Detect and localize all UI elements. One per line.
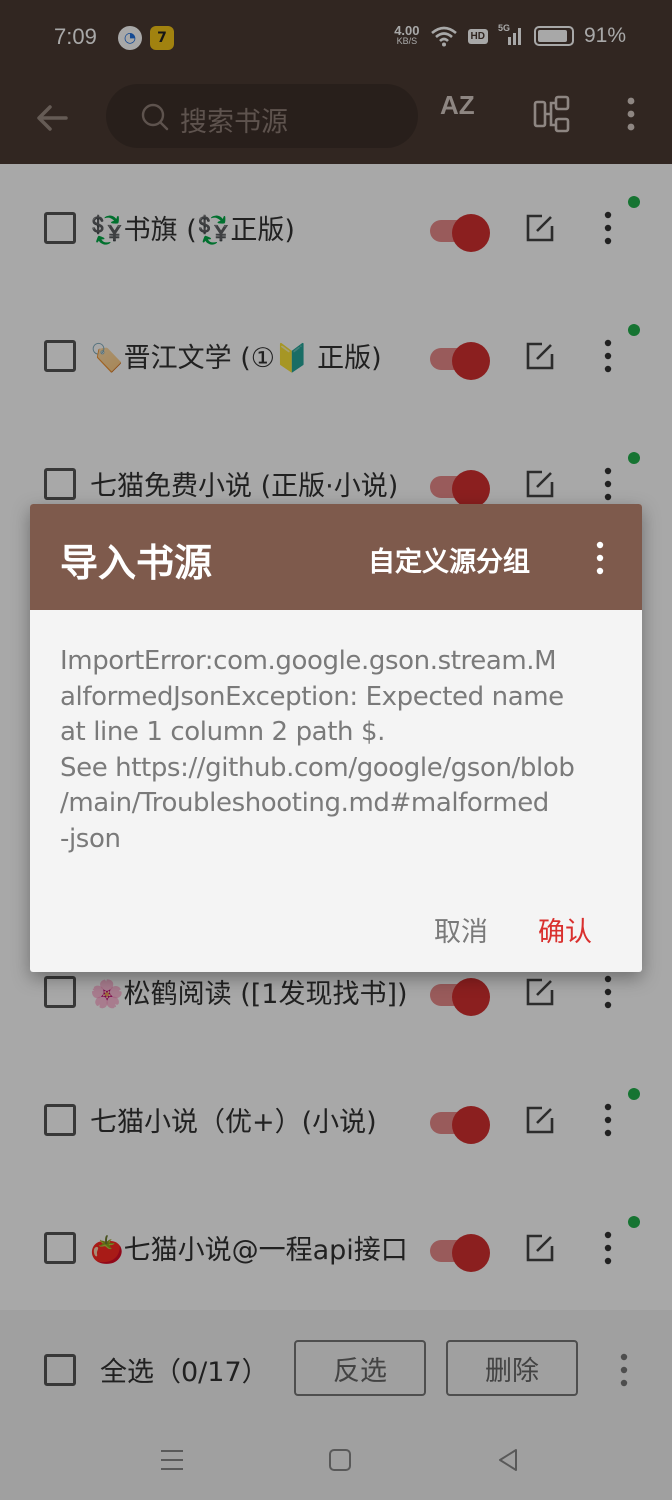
- dialog-title: 导入书源: [60, 541, 213, 585]
- import-source-dialog: 导入书源 自定义源分组 ImportError:com.google.gson.…: [30, 504, 642, 972]
- confirm-button[interactable]: 确认: [538, 910, 592, 949]
- custom-group-button[interactable]: 自定义源分组: [368, 540, 530, 579]
- error-message: ImportError:com.google.gson.stream.M alf…: [60, 646, 575, 854]
- cancel-button[interactable]: 取消: [434, 910, 488, 949]
- dialog-more-icon[interactable]: [592, 540, 608, 576]
- dialog-header: 导入书源 自定义源分组: [30, 504, 642, 610]
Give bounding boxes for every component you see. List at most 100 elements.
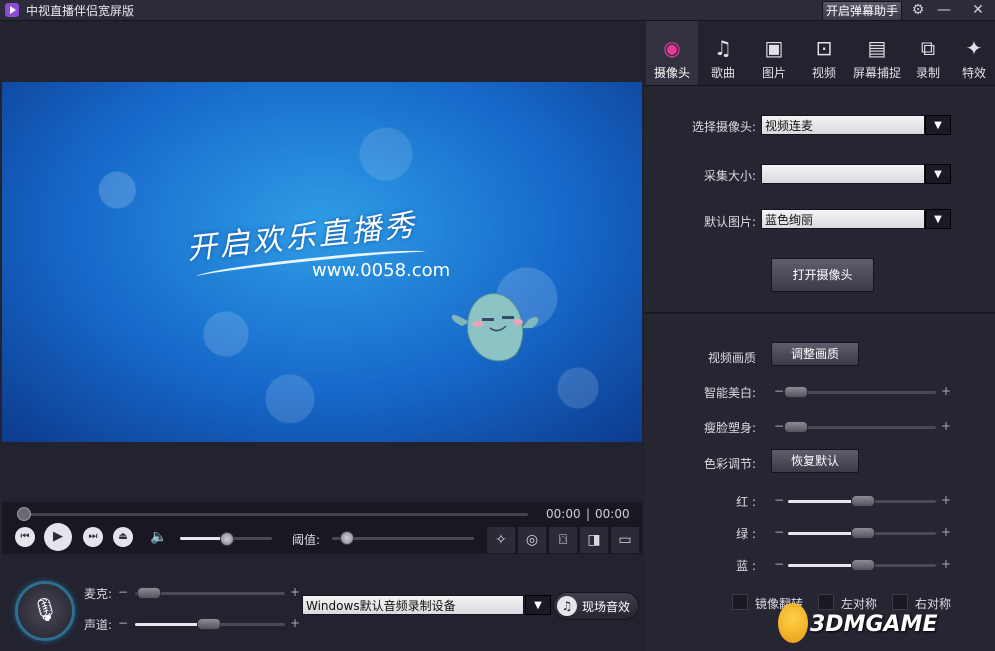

* What is needed:
Output every line of the listing above as a Markdown table with the columns Row and Line. Skip blank lines and leave out the pictures.

* Answer to the task:
| Row | Line |
|---|---|
| 1 | Detect and localize all UI elements. One per line. |
| 2 | - dialog-title: 导入书源: [60, 541, 213, 585] |
| 3 | - import-source-dialog: 导入书源 自定义源分组 ImportError:com.google.gson.…: [30, 504, 642, 972] |
| 4 | - confirm-button[interactable]: 确认: [538, 910, 592, 949] |
| 5 | - custom-group-button[interactable]: 自定义源分组: [368, 540, 530, 579] |
| 6 | - error-message: ImportError:com.google.gson.stream.M alf…: [60, 646, 575, 854] |
| 7 | - cancel-button[interactable]: 取消: [434, 910, 488, 949] |
| 8 | - dialog-more-icon[interactable]: [592, 540, 608, 576] |
| 9 | - dialog-header: 导入书源 自定义源分组: [30, 504, 642, 610] |
| 10 | Give bounding boxes for every component you see. List at most 100 elements. |